┌─ Text passage

The problem of inequality continued in 2010 where Black American unemployment was 15.8%
while the overall unemployment percentage was 9.4%, and drilling down White and Hispanic
/Latino American unemployment was 8.5% and 13%, respectively. In the area of U.S. education
testing Black youths in grades 4, 8 and 12 under-achieved their White, Hispanic, Asian and
Native American counterparts in 2009 (NCES, 2011). Black (2007), states “Black on Black”
crime is virtually out of control, Black husbands and Black wives have the highest divorce rate,
and 5 million Black males (of 40 million Black Americans) are now actively involved in the
American criminal justice system (Black, 2007). Inequality unchecked may lead to political
instability because of the economic difference between one group in society and another group
(Bronner, 2011). Racial inequality illustrated across American’s history has been a catalyst for
unrest and as such provides a significant driver to justify going forward with this study (J. C.

└─

Retype the passage on racial inequality from "crime is virtually" up to and including "study (J. C.", keeping its wording unchanged.

┌─ Extracted information

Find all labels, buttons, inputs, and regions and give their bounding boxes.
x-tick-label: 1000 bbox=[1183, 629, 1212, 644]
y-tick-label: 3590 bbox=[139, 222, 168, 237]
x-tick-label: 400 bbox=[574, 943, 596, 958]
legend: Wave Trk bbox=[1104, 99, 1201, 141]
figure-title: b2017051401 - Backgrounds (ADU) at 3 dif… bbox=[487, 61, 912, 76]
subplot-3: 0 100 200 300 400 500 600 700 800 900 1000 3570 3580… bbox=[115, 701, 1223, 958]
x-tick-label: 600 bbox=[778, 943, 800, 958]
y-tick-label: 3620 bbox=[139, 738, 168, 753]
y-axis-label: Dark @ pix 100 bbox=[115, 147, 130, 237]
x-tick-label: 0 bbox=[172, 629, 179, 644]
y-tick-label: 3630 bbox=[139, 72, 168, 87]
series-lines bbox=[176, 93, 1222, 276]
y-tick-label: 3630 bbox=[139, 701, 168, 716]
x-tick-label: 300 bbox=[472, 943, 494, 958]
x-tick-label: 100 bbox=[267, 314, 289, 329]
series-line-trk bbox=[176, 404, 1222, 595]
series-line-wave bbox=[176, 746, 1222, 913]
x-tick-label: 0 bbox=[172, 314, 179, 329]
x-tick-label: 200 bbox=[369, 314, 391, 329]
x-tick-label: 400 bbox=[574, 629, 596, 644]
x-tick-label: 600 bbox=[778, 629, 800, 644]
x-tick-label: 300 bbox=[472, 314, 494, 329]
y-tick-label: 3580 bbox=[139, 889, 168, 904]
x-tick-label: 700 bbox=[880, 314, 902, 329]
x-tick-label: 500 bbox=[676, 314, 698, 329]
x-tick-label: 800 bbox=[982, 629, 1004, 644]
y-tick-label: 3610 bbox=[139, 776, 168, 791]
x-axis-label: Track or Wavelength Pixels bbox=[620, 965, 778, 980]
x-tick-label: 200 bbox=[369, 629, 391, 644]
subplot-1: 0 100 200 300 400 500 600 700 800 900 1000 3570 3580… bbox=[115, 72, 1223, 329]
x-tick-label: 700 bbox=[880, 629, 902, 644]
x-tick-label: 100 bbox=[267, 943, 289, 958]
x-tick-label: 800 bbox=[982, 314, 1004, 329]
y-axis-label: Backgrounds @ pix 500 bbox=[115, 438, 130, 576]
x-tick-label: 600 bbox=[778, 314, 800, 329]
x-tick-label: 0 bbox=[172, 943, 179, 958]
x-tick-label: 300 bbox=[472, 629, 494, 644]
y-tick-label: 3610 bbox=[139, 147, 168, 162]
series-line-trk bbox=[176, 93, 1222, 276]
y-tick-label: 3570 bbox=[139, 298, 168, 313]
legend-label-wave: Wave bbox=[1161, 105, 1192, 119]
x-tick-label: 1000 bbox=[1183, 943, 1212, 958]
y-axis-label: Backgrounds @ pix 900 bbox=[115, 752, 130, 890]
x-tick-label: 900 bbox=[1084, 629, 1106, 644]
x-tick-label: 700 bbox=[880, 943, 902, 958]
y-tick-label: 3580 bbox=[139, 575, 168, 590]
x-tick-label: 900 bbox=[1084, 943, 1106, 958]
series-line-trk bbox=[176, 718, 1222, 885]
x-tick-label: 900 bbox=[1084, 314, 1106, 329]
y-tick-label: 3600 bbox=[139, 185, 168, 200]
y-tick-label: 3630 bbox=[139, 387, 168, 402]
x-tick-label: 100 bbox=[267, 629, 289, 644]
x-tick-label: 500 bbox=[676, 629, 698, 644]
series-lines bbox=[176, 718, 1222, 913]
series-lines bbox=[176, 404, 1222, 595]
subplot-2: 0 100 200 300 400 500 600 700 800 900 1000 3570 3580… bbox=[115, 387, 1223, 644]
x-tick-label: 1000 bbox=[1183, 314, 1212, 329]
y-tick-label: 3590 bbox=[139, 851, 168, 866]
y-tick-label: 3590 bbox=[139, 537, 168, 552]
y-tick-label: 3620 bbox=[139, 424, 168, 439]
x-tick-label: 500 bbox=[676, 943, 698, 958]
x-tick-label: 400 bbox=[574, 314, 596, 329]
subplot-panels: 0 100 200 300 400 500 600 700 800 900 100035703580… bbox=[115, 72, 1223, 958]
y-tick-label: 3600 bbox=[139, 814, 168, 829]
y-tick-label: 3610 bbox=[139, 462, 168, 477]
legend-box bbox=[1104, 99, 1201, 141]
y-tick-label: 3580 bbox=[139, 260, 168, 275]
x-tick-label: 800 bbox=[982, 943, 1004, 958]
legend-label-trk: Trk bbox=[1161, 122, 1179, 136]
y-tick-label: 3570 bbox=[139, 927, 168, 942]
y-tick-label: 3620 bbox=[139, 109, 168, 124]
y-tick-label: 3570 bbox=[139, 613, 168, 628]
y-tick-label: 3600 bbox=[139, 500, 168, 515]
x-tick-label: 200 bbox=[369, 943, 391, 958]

└─

Output >>
crime is virtually out of control, Black husbands and Black wives have the highest divorce rate,
and 5 million Black males (of 40 million Black Americans) are now actively involved in the
American criminal justice system (Black, 2007). Inequality unchecked may lead to political
instability because of the economic difference between one group in society and another group
(Bronner, 2011). Racial inequality illustrated across American’s history has been a catalyst for
unrest and as such provides a significant driver to justify going forward with this study (J. C.